• Listed entries
——
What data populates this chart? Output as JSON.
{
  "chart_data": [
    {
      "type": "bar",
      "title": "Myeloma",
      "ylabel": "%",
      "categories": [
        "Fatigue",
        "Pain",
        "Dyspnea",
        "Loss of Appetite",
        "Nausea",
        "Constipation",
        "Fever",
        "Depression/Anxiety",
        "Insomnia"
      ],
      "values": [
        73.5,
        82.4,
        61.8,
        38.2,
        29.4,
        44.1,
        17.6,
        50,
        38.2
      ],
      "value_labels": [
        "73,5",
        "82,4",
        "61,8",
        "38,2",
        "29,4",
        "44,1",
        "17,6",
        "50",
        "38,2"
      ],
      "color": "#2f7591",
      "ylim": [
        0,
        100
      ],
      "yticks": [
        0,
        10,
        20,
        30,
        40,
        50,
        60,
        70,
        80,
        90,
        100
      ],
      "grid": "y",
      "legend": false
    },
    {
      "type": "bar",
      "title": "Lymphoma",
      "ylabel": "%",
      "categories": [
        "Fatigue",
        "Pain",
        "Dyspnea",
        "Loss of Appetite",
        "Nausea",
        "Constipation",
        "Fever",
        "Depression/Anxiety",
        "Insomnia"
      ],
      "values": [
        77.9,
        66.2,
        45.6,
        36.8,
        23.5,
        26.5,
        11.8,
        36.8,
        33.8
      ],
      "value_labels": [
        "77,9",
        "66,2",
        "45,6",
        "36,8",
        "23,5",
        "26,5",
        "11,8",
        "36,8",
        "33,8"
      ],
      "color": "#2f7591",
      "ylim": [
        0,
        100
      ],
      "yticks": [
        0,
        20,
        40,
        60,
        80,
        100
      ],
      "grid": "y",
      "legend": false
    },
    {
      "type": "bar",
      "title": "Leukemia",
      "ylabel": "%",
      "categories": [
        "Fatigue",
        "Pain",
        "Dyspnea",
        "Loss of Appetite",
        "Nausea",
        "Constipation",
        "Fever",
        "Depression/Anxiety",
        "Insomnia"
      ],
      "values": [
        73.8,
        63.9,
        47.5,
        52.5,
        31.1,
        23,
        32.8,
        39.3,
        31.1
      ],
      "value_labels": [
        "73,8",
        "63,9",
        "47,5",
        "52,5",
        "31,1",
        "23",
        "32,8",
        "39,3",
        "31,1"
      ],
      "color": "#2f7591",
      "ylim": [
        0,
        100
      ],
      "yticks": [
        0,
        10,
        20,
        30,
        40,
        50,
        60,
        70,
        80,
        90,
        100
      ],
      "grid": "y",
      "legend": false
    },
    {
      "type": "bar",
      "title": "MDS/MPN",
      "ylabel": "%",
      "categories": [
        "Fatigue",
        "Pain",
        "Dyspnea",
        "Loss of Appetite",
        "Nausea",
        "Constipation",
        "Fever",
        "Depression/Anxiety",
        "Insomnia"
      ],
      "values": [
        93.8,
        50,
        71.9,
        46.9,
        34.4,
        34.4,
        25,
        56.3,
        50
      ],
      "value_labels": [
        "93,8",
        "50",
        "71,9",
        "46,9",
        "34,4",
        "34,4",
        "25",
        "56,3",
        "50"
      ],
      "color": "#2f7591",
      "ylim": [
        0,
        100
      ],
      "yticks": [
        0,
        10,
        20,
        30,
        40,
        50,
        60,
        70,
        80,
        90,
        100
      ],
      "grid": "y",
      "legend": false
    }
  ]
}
——
• Description of the task
Return the entries above exactly, each one complete.

• Response
What data populates this chart? Output as JSON.
{
  "chart_data": [
    {
      "type": "bar",
      "title": "Myeloma",
      "ylabel": "%",
      "categories": [
        "Fatigue",
        "Pain",
        "Dyspnea",
        "Loss of Appetite",
        "Nausea",
        "Constipation",
        "Fever",
        "Depression/Anxiety",
        "Insomnia"
      ],
      "values": [
        73.5,
        82.4,
        61.8,
        38.2,
        29.4,
        44.1,
        17.6,
        50,
        38.2
      ],
      "value_labels": [
        "73,5",
        "82,4",
        "61,8",
        "38,2",
        "29,4",
        "44,1",
        "17,6",
        "50",
        "38,2"
      ],
      "color": "#2f7591",
      "ylim": [
        0,
        100
      ],
      "yticks": [
        0,
        10,
        20,
        30,
        40,
        50,
        60,
        70,
        80,
        90,
        100
      ],
      "grid": "y",
      "legend": false
    },
    {
      "type": "bar",
      "title": "Lymphoma",
      "ylabel": "%",
      "categories": [
        "Fatigue",
        "Pain",
        "Dyspnea",
        "Loss of Appetite",
        "Nausea",
        "Constipation",
        "Fever",
        "Depression/Anxiety",
        "Insomnia"
      ],
      "values": [
        77.9,
        66.2,
        45.6,
        36.8,
        23.5,
        26.5,
        11.8,
        36.8,
        33.8
      ],
      "value_labels": [
        "77,9",
        "66,2",
        "45,6",
        "36,8",
        "23,5",
        "26,5",
        "11,8",
        "36,8",
        "33,8"
      ],
      "color": "#2f7591",
      "ylim": [
        0,
        100
      ],
      "yticks": [
        0,
        20,
        40,
        60,
        80,
        100
      ],
      "grid": "y",
      "legend": false
    },
    {
      "type": "bar",
      "title": "Leukemia",
      "ylabel": "%",
      "categories": [
        "Fatigue",
        "Pain",
        "Dyspnea",
        "Loss of Appetite",
        "Nausea",
        "Constipation",
        "Fever",
        "Depression/Anxiety",
        "Insomnia"
      ],
      "values": [
        73.8,
        63.9,
        47.5,
        52.5,
        31.1,
        23,
        32.8,
        39.3,
        31.1
      ],
      "value_labels": [
        "73,8",
        "63,9",
        "47,5",
        "52,5",
        "31,1",
        "23",
        "32,8",
        "39,3",
        "31,1"
      ],
      "color": "#2f7591",
      "ylim": [
        0,
        100
      ],
      "yticks": [
        0,
        10,
        20,
        30,
        40,
        50,
        60,
        70,
        80,
        90,
        100
      ],
      "grid": "y",
      "legend": false
    },
    {
      "type": "bar",
      "title": "MDS/MPN",
      "ylabel": "%",
      "categories": [
        "Fatigue",
        "Pain",
        "Dyspnea",
        "Loss of Appetite",
        "Nausea",
        "Constipation",
        "Fever",
        "Depression/Anxiety",
        "Insomnia"
      ],
      "values": [
        93.8,
        50,
        71.9,
        46.9,
        34.4,
        34.4,
        25,
        56.3,
        50
      ],
      "value_labels": [
        "93,8",
        "50",
        "71,9",
        "46,9",
        "34,4",
        "34,4",
        "25",
        "56,3",
        "50"
      ],
      "color": "#2f7591",
      "ylim": [
        0,
        100
      ],
      "yticks": [
        0,
        10,
        20,
        30,
        40,
        50,
        60,
        70,
        80,
        90,
        100
      ],
      "grid": "y",
      "legend": false
    }
  ]
}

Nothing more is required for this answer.